= THE REQUEST =
Transcribe the records in full, keeping every character as it is.

= GIVEN DATA =
>>

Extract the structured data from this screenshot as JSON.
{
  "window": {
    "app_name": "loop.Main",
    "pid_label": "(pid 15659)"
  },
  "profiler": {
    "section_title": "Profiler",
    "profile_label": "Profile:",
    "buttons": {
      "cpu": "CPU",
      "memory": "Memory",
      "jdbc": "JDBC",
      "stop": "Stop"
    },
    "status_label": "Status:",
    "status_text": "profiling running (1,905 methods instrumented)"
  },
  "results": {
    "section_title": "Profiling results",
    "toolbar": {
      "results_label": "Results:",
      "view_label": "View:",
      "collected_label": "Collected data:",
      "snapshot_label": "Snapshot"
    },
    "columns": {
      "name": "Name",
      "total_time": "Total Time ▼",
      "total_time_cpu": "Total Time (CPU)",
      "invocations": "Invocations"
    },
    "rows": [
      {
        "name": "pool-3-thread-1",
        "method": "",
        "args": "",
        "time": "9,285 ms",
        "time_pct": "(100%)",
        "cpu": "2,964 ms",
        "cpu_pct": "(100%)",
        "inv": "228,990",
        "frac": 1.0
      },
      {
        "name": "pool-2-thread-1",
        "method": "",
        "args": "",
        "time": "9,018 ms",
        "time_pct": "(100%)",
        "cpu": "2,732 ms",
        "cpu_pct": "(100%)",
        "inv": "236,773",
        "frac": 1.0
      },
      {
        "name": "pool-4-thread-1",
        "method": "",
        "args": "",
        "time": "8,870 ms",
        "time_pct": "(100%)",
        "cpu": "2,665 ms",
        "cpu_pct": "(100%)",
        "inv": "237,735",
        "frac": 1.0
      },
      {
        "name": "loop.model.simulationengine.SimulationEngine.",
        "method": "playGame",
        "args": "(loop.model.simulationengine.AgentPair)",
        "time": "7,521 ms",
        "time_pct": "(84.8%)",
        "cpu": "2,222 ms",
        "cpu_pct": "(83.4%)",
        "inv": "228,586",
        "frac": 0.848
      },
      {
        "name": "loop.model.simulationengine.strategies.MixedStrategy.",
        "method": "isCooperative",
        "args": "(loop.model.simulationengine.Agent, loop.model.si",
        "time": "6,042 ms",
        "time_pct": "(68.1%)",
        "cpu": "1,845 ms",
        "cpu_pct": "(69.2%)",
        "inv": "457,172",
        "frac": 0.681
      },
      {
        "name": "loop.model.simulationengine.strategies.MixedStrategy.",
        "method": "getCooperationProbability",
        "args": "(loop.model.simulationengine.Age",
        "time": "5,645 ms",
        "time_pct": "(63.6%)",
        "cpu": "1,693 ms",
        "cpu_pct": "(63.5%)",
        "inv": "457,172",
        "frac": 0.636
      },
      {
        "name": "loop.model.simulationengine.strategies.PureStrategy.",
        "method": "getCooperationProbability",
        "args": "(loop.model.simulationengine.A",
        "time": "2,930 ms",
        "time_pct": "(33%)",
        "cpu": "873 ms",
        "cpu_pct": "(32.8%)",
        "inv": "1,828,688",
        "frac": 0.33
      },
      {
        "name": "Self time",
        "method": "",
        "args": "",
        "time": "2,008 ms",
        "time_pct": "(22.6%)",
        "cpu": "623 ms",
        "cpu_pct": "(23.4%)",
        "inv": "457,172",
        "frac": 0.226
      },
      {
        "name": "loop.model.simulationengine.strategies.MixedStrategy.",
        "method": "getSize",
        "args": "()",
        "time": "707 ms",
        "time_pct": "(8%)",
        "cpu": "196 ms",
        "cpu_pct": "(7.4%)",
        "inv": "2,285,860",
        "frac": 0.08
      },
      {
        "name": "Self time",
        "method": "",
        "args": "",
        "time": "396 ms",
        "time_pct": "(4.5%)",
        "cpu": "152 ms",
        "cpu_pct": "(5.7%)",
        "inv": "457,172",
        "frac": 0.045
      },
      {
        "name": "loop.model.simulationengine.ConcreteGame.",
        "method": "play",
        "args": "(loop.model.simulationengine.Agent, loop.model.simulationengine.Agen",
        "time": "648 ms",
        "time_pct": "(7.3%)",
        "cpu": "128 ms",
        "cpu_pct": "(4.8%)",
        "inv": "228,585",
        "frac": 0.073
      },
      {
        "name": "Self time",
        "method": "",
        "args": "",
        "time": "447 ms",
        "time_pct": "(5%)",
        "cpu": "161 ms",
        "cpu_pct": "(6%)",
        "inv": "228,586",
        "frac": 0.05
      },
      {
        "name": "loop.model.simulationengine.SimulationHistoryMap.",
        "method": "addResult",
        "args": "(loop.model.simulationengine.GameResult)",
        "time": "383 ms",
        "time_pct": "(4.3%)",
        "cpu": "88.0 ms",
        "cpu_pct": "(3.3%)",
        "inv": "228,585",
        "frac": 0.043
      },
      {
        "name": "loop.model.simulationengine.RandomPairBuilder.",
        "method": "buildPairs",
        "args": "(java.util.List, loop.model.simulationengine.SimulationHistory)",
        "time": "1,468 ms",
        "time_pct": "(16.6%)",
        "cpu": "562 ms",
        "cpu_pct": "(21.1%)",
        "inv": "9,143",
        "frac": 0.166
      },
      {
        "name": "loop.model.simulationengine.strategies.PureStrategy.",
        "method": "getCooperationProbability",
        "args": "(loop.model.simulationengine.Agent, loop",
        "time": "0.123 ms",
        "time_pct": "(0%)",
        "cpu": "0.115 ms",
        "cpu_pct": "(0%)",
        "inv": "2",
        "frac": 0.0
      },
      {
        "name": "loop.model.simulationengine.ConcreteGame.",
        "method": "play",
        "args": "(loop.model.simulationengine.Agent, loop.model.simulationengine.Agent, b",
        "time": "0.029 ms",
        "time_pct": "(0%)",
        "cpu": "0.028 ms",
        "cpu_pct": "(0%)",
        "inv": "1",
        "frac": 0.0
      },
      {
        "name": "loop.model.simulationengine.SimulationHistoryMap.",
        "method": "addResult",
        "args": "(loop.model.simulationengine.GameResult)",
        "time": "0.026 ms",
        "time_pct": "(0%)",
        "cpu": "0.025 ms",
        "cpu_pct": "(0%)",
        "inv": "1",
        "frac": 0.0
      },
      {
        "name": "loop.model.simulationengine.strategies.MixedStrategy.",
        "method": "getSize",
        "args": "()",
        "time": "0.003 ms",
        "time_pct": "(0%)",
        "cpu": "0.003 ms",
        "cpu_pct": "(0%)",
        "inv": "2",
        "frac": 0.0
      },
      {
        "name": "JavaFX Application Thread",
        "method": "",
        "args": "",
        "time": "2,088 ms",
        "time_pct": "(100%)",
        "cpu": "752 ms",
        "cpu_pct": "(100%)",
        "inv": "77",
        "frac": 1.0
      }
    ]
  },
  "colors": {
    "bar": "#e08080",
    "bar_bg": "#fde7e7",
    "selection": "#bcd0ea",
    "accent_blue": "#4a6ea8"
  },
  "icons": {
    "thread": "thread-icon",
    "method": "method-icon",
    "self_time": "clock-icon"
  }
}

<<

= RESPONSE TO THE TASK =
Extract the structured data from this screenshot as JSON.
{
  "window": {
    "app_name": "loop.Main",
    "pid_label": "(pid 15659)"
  },
  "profiler": {
    "section_title": "Profiler",
    "profile_label": "Profile:",
    "buttons": {
      "cpu": "CPU",
      "memory": "Memory",
      "jdbc": "JDBC",
      "stop": "Stop"
    },
    "status_label": "Status:",
    "status_text": "profiling running (1,905 methods instrumented)"
  },
  "results": {
    "section_title": "Profiling results",
    "toolbar": {
      "results_label": "Results:",
      "view_label": "View:",
      "collected_label": "Collected data:",
      "snapshot_label": "Snapshot"
    },
    "columns": {
      "name": "Name",
      "total_time": "Total Time ▼",
      "total_time_cpu": "Total Time (CPU)",
      "invocations": "Invocations"
    },
    "rows": [
      {
        "name": "pool-3-thread-1",
        "method": "",
        "args": "",
        "time": "9,285 ms",
        "time_pct": "(100%)",
        "cpu": "2,964 ms",
        "cpu_pct": "(100%)",
        "inv": "228,990",
        "frac": 1.0
      },
      {
        "name": "pool-2-thread-1",
        "method": "",
        "args": "",
        "time": "9,018 ms",
        "time_pct": "(100%)",
        "cpu": "2,732 ms",
        "cpu_pct": "(100%)",
        "inv": "236,773",
        "frac": 1.0
      },
      {
        "name": "pool-4-thread-1",
        "method": "",
        "args": "",
        "time": "8,870 ms",
        "time_pct": "(100%)",
        "cpu": "2,665 ms",
        "cpu_pct": "(100%)",
        "inv": "237,735",
        "frac": 1.0
      },
      {
        "name": "loop.model.simulationengine.SimulationEngine.",
        "method": "playGame",
        "args": "(loop.model.simulationengine.AgentPair)",
        "time": "7,521 ms",
        "time_pct": "(84.8%)",
        "cpu": "2,222 ms",
        "cpu_pct": "(83.4%)",
        "inv": "228,586",
        "frac": 0.848
      },
      {
        "name": "loop.model.simulationengine.strategies.MixedStrategy.",
        "method": "isCooperative",
        "args": "(loop.model.simulationengine.Agent, loop.model.si",
        "time": "6,042 ms",
        "time_pct": "(68.1%)",
        "cpu": "1,845 ms",
        "cpu_pct": "(69.2%)",
        "inv": "457,172",
        "frac": 0.681
      },
      {
        "name": "loop.model.simulationengine.strategies.MixedStrategy.",
        "method": "getCooperationProbability",
        "args": "(loop.model.simulationengine.Age",
        "time": "5,645 ms",
        "time_pct": "(63.6%)",
        "cpu": "1,693 ms",
        "cpu_pct": "(63.5%)",
        "inv": "457,172",
        "frac": 0.636
      },
      {
        "name": "loop.model.simulationengine.strategies.PureStrategy.",
        "method": "getCooperationProbability",
        "args": "(loop.model.simulationengine.A",
        "time": "2,930 ms",
        "time_pct": "(33%)",
        "cpu": "873 ms",
        "cpu_pct": "(32.8%)",
        "inv": "1,828,688",
        "frac": 0.33
      },
      {
        "name": "Self time",
        "method": "",
        "args": "",
        "time": "2,008 ms",
        "time_pct": "(22.6%)",
        "cpu": "623 ms",
        "cpu_pct": "(23.4%)",
        "inv": "457,172",
        "frac": 0.226
      },
      {
        "name": "loop.model.simulationengine.strategies.MixedStrategy.",
        "method": "getSize",
        "args": "()",
        "time": "707 ms",
        "time_pct": "(8%)",
        "cpu": "196 ms",
        "cpu_pct": "(7.4%)",
        "inv": "2,285,860",
        "frac": 0.08
      },
      {
        "name": "Self time",
        "method": "",
        "args": "",
        "time": "396 ms",
        "time_pct": "(4.5%)",
        "cpu": "152 ms",
        "cpu_pct": "(5.7%)",
        "inv": "457,172",
        "frac": 0.045
      },
      {
        "name": "loop.model.simulationengine.ConcreteGame.",
        "method": "play",
        "args": "(loop.model.simulationengine.Agent, loop.model.simulationengine.Agen",
        "time": "648 ms",
        "time_pct": "(7.3%)",
        "cpu": "128 ms",
        "cpu_pct": "(4.8%)",
        "inv": "228,585",
        "frac": 0.073
      },
      {
        "name": "Self time",
        "method": "",
        "args": "",
        "time": "447 ms",
        "time_pct": "(5%)",
        "cpu": "161 ms",
        "cpu_pct": "(6%)",
        "inv": "228,586",
        "frac": 0.05
      },
      {
        "name": "loop.model.simulationengine.SimulationHistoryMap.",
        "method": "addResult",
        "args": "(loop.model.simulationengine.GameResult)",
        "time": "383 ms",
        "time_pct": "(4.3%)",
        "cpu": "88.0 ms",
        "cpu_pct": "(3.3%)",
        "inv": "228,585",
        "frac": 0.043
      },
      {
        "name": "loop.model.simulationengine.RandomPairBuilder.",
        "method": "buildPairs",
        "args": "(java.util.List, loop.model.simulationengine.SimulationHistory)",
        "time": "1,468 ms",
        "time_pct": "(16.6%)",
        "cpu": "562 ms",
        "cpu_pct": "(21.1%)",
        "inv": "9,143",
        "frac": 0.166
      },
      {
        "name": "loop.model.simulationengine.strategies.PureStrategy.",
        "method": "getCooperationProbability",
        "args": "(loop.model.simulationengine.Agent, loop",
        "time": "0.123 ms",
        "time_pct": "(0%)",
        "cpu": "0.115 ms",
        "cpu_pct": "(0%)",
        "inv": "2",
        "frac": 0.0
      },
      {
        "name": "loop.model.simulationengine.ConcreteGame.",
        "method": "play",
        "args": "(loop.model.simulationengine.Agent, loop.model.simulationengine.Agent, b",
        "time": "0.029 ms",
        "time_pct": "(0%)",
        "cpu": "0.028 ms",
        "cpu_pct": "(0%)",
        "inv": "1",
        "frac": 0.0
      },
      {
        "name": "loop.model.simulationengine.SimulationHistoryMap.",
        "method": "addResult",
        "args": "(loop.model.simulationengine.GameResult)",
        "time": "0.026 ms",
        "time_pct": "(0%)",
        "cpu": "0.025 ms",
        "cpu_pct": "(0%)",
        "inv": "1",
        "frac": 0.0
      },
      {
        "name": "loop.model.simulationengine.strategies.MixedStrategy.",
        "method": "getSize",
        "args": "()",
        "time": "0.003 ms",
        "time_pct": "(0%)",
        "cpu": "0.003 ms",
        "cpu_pct": "(0%)",
        "inv": "2",
        "frac": 0.0
      },
      {
        "name": "JavaFX Application Thread",
        "method": "",
        "args": "",
        "time": "2,088 ms",
        "time_pct": "(100%)",
        "cpu": "752 ms",
        "cpu_pct": "(100%)",
        "inv": "77",
        "frac": 1.0
      }
    ]
  },
  "colors": {
    "bar": "#e08080",
    "bar_bg": "#fde7e7",
    "selection": "#bcd0ea",
    "accent_blue": "#4a6ea8"
  },
  "icons": {
    "thread": "thread-icon",
    "method": "method-icon",
    "self_time": "clock-icon"
  }
}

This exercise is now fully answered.